Problem statement
Copy all the entries word for word, but omit the pictures.

(Excerpts from a figure dataset)
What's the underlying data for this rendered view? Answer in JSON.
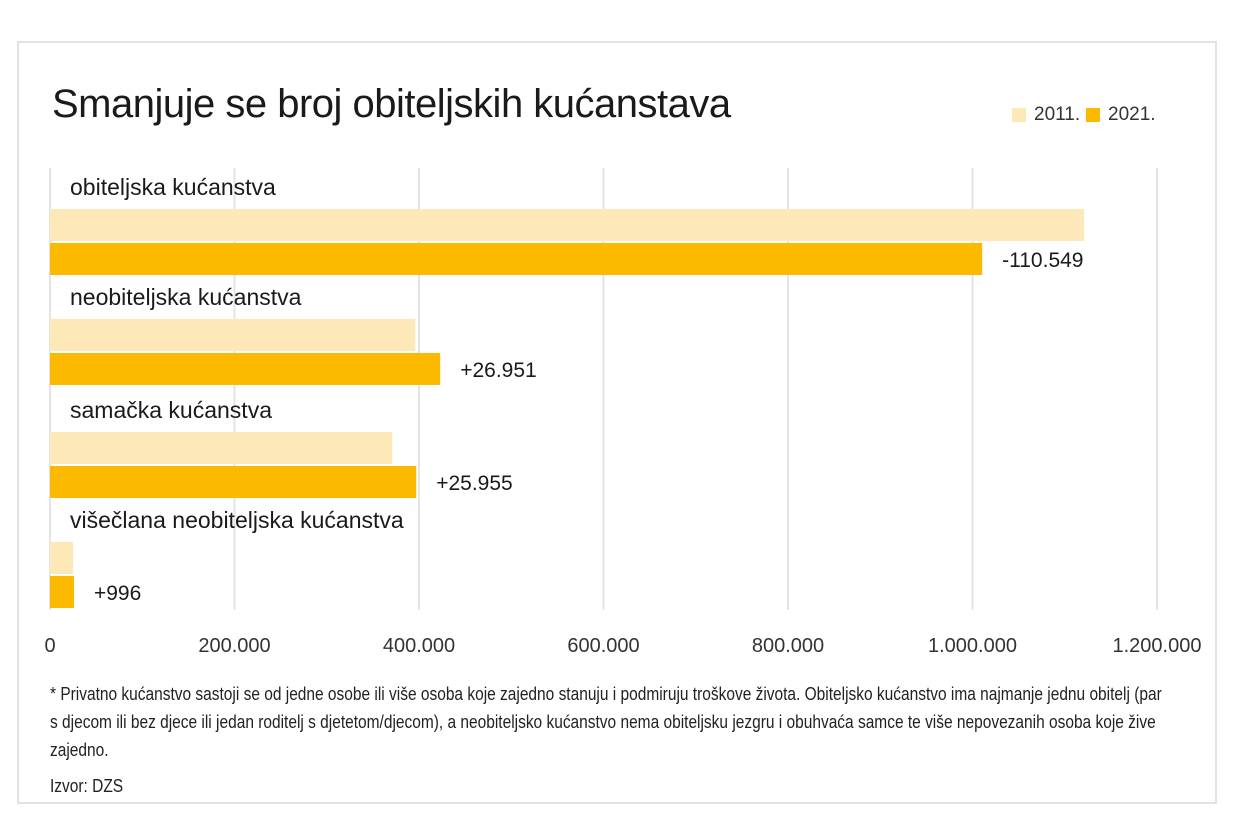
{
  "title": "Smanjuje se broj obiteljskih kućanstava",
  "legend": [
    {
      "label": "2011.",
      "color": "#fde9b8"
    },
    {
      "label": "2021.",
      "color": "#fbb900"
    }
  ],
  "chart_data": {
    "type": "bar",
    "orientation": "horizontal",
    "title": "Smanjuje se broj obiteljskih kućanstava",
    "categories": [
      "obiteljska kućanstva",
      "neobiteljska kućanstva",
      "samačka kućanstva",
      "višečlana neobiteljska kućanstva"
    ],
    "series": [
      {
        "name": "2011.",
        "color": "#fde9b8",
        "values": [
          1121000,
          396000,
          371000,
          25000
        ]
      },
      {
        "name": "2021.",
        "color": "#fbb900",
        "values": [
          1010451,
          423000,
          397000,
          26000
        ]
      }
    ],
    "change_labels": [
      "-110.549",
      "+26.951",
      "+25.955",
      "+996"
    ],
    "xlim": [
      0,
      1200000
    ],
    "ticks": [
      0,
      200000,
      400000,
      600000,
      800000,
      1000000,
      1200000
    ],
    "tick_labels": [
      "0",
      "200.000",
      "400.000",
      "600.000",
      "800.000",
      "1.000.000",
      "1.200.000"
    ],
    "grid": true,
    "legend_position": "top-right"
  },
  "note": "* Privatno kućanstvo sastoji se od jedne osobe ili više osoba koje zajedno stanuju i podmiruju troškove života. Obiteljsko kućanstvo ima najmanje jednu obitelj (par s djecom ili bez djece ili jedan roditelj s djetetom/djecom), a neobiteljsko kućanstvo nema obiteljsku jezgru i obuhvaća samce te više nepovezanih osoba koje žive zajedno.",
  "source": "Izvor: DZS"
}
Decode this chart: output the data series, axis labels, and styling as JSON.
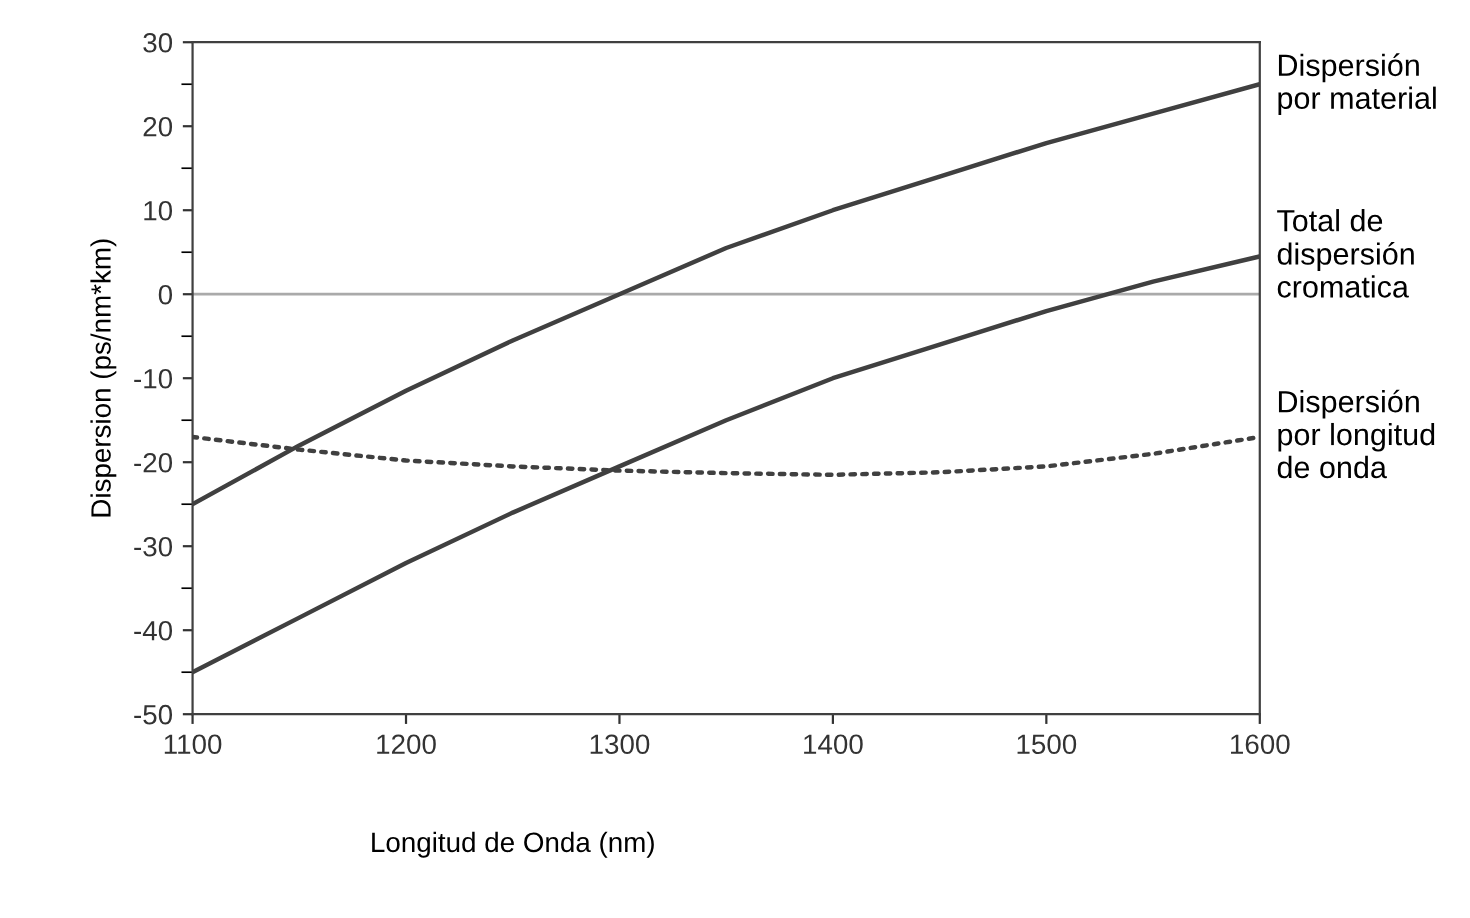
{
  "chart_data": {
    "type": "line",
    "xlabel": "Longitud de Onda (nm)",
    "ylabel": "Dispersion (ps/nm*km)",
    "x": [
      1100,
      1150,
      1200,
      1250,
      1300,
      1350,
      1400,
      1450,
      1500,
      1550,
      1600
    ],
    "series": [
      {
        "name": "Dispersión\npor material",
        "color": "#404040",
        "values": [
          -25,
          -18,
          -11.5,
          -5.5,
          0,
          5.5,
          10,
          14,
          18,
          21.5,
          25
        ]
      },
      {
        "name": "Total de\ndispersión\ncromatica",
        "color": "#404040",
        "values": [
          -45,
          -38.5,
          -32,
          -26,
          -20.5,
          -15,
          -10,
          -6,
          -2,
          1.5,
          4.5
        ]
      },
      {
        "name": "Dispersión\npor longitud\nde onda",
        "color": "#404040",
        "line_style": "dotted",
        "values": [
          -17,
          -18.5,
          -19.8,
          -20.5,
          -21,
          -21.3,
          -21.5,
          -21.2,
          -20.5,
          -19,
          -17
        ]
      }
    ],
    "xlim": [
      1100,
      1600
    ],
    "xticks": [
      1100,
      1200,
      1300,
      1400,
      1500,
      1600
    ],
    "ylim": [
      -50,
      30
    ],
    "yticks": [
      -50,
      -40,
      -30,
      -20,
      -10,
      0,
      10,
      20,
      30
    ],
    "ref_lines": [
      {
        "axis": "y",
        "value": 0,
        "color": "#aaaaaa"
      }
    ],
    "grid": false,
    "legend": false,
    "marker": "none"
  }
}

The completed task
What's the underlying data for this rendered view? Answer in JSON.
{
  "title": "Smanjuje se broj obiteljskih kućanstava",
  "legend": [
    {
      "label": "2011.",
      "color": "#fde9b8"
    },
    {
      "label": "2021.",
      "color": "#fbb900"
    }
  ],
  "chart_data": {
    "type": "bar",
    "orientation": "horizontal",
    "title": "Smanjuje se broj obiteljskih kućanstava",
    "categories": [
      "obiteljska kućanstva",
      "neobiteljska kućanstva",
      "samačka kućanstva",
      "višečlana neobiteljska kućanstva"
    ],
    "series": [
      {
        "name": "2011.",
        "color": "#fde9b8",
        "values": [
          1121000,
          396000,
          371000,
          25000
        ]
      },
      {
        "name": "2021.",
        "color": "#fbb900",
        "values": [
          1010451,
          423000,
          397000,
          26000
        ]
      }
    ],
    "change_labels": [
      "-110.549",
      "+26.951",
      "+25.955",
      "+996"
    ],
    "xlim": [
      0,
      1200000
    ],
    "ticks": [
      0,
      200000,
      400000,
      600000,
      800000,
      1000000,
      1200000
    ],
    "tick_labels": [
      "0",
      "200.000",
      "400.000",
      "600.000",
      "800.000",
      "1.000.000",
      "1.200.000"
    ],
    "grid": true,
    "legend_position": "top-right"
  },
  "note": "* Privatno kućanstvo sastoji se od jedne osobe ili više osoba koje zajedno stanuju i podmiruju troškove života. Obiteljsko kućanstvo ima najmanje jednu obitelj (par s djecom ili bez djece ili jedan roditelj s djetetom/djecom), a neobiteljsko kućanstvo nema obiteljsku jezgru i obuhvaća samce te više nepovezanih osoba koje žive zajedno.",
  "source": "Izvor: DZS"
}
Decode this chart: output the data series, axis labels, and styling as JSON.
{
  "chart_data": {
    "type": "line",
    "xlabel": "Longitud de Onda (nm)",
    "ylabel": "Dispersion (ps/nm*km)",
    "x": [
      1100,
      1150,
      1200,
      1250,
      1300,
      1350,
      1400,
      1450,
      1500,
      1550,
      1600
    ],
    "series": [
      {
        "name": "Dispersión\npor material",
        "color": "#404040",
        "values": [
          -25,
          -18,
          -11.5,
          -5.5,
          0,
          5.5,
          10,
          14,
          18,
          21.5,
          25
        ]
      },
      {
        "name": "Total de\ndispersión\ncromatica",
        "color": "#404040",
        "values": [
          -45,
          -38.5,
          -32,
          -26,
          -20.5,
          -15,
          -10,
          -6,
          -2,
          1.5,
          4.5
        ]
      },
      {
        "name": "Dispersión\npor longitud\nde onda",
        "color": "#404040",
        "line_style": "dotted",
        "values": [
          -17,
          -18.5,
          -19.8,
          -20.5,
          -21,
          -21.3,
          -21.5,
          -21.2,
          -20.5,
          -19,
          -17
        ]
      }
    ],
    "xlim": [
      1100,
      1600
    ],
    "xticks": [
      1100,
      1200,
      1300,
      1400,
      1500,
      1600
    ],
    "ylim": [
      -50,
      30
    ],
    "yticks": [
      -50,
      -40,
      -30,
      -20,
      -10,
      0,
      10,
      20,
      30
    ],
    "ref_lines": [
      {
        "axis": "y",
        "value": 0,
        "color": "#aaaaaa"
      }
    ],
    "grid": false,
    "legend": false,
    "marker": "none"
  }
}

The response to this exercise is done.